■ GIVEN RECORDS ■

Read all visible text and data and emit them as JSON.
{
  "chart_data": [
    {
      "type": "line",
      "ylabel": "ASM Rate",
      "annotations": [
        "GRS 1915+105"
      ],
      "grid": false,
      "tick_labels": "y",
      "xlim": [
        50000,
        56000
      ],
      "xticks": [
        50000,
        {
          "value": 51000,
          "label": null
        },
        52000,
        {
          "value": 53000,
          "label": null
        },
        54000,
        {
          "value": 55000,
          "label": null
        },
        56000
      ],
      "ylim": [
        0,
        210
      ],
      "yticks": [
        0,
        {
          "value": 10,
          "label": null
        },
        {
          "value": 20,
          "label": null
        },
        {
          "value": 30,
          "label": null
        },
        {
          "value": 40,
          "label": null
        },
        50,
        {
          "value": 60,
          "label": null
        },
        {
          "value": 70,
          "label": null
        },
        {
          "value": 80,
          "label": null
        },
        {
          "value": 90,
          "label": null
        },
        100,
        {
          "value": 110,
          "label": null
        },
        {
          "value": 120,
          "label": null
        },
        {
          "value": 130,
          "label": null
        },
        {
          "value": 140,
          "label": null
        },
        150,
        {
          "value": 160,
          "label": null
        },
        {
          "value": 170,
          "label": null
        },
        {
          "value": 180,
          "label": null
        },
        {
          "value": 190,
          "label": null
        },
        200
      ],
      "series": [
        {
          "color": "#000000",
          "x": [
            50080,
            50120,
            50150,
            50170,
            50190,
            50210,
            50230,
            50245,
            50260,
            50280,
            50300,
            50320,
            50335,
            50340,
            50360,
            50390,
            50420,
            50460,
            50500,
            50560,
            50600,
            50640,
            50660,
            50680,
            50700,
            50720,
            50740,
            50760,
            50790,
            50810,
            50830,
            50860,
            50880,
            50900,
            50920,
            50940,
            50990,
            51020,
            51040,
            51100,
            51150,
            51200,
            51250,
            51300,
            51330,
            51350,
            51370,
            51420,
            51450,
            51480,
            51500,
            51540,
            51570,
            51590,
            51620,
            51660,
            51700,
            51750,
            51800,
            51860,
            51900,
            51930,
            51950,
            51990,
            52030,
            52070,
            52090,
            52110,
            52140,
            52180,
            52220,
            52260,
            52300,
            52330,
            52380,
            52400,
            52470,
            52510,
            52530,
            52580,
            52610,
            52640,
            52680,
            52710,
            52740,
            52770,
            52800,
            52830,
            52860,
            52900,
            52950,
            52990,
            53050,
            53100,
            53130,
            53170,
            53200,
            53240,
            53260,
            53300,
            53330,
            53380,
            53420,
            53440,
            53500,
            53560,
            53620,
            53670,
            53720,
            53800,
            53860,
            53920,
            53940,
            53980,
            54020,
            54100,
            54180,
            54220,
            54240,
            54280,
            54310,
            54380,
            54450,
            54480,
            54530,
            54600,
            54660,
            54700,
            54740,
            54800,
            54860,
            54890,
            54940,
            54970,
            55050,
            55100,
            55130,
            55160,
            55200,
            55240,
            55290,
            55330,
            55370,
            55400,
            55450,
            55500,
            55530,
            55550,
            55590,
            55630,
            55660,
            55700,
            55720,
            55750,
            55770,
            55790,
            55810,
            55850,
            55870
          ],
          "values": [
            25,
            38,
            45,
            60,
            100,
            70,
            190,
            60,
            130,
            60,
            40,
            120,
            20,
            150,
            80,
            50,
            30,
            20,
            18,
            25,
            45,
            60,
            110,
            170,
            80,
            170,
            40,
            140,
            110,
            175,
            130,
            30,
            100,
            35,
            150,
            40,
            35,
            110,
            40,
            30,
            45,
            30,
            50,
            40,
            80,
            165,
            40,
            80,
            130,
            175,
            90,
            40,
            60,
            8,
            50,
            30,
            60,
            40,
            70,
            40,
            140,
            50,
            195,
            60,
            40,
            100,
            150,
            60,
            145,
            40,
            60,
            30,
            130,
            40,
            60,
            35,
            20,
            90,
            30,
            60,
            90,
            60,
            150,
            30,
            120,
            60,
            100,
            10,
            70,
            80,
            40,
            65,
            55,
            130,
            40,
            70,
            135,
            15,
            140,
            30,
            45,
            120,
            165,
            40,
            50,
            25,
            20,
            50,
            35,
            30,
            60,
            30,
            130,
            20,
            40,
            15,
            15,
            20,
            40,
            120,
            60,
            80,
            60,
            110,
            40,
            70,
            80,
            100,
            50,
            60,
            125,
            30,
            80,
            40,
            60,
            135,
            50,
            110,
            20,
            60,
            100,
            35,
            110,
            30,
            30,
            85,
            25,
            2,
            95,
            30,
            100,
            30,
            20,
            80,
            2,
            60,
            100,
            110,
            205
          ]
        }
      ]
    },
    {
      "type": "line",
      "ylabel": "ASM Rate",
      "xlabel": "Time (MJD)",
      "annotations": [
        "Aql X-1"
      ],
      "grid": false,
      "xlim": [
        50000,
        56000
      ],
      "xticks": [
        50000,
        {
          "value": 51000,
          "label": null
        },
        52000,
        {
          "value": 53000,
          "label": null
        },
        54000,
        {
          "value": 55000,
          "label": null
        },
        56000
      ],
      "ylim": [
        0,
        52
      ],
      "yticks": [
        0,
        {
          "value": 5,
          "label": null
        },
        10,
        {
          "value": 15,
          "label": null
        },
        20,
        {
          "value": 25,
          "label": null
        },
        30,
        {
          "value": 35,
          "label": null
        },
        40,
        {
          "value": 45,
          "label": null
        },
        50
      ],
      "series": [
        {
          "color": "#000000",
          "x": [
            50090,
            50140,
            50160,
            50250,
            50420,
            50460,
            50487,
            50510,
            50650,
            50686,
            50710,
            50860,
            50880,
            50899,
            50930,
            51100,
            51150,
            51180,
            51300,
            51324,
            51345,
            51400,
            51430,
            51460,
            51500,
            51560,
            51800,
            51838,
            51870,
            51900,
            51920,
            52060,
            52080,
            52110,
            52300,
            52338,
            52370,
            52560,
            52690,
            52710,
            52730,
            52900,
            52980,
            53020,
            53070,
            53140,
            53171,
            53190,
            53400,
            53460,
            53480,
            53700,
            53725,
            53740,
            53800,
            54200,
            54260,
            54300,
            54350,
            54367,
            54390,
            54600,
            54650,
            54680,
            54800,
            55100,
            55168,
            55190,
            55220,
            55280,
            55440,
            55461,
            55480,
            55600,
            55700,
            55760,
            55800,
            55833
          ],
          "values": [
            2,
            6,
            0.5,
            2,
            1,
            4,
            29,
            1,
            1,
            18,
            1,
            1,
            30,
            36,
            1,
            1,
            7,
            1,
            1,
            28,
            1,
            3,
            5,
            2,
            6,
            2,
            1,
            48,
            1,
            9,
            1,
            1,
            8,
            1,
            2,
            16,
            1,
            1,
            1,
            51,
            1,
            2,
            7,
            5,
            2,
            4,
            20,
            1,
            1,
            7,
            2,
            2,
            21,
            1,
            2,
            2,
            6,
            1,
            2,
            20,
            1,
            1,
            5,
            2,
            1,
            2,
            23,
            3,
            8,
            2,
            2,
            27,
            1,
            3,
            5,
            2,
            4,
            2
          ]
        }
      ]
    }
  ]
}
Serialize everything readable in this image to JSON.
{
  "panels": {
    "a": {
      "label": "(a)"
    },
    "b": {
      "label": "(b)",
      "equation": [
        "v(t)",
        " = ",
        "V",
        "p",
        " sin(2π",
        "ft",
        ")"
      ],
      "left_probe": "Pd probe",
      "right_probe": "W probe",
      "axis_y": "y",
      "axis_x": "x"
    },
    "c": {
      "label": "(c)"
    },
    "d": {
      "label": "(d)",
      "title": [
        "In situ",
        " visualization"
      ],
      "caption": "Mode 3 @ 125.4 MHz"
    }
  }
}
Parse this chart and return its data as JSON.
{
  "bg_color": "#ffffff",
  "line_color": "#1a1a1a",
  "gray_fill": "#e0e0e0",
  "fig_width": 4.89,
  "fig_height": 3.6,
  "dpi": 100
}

■ TO DO ■
Select every line above that contains the word "this", and copy it.

■ RESPONSE ■
Serialize everything readable in this image to JSON.
Parse this chart and return its data as JSON.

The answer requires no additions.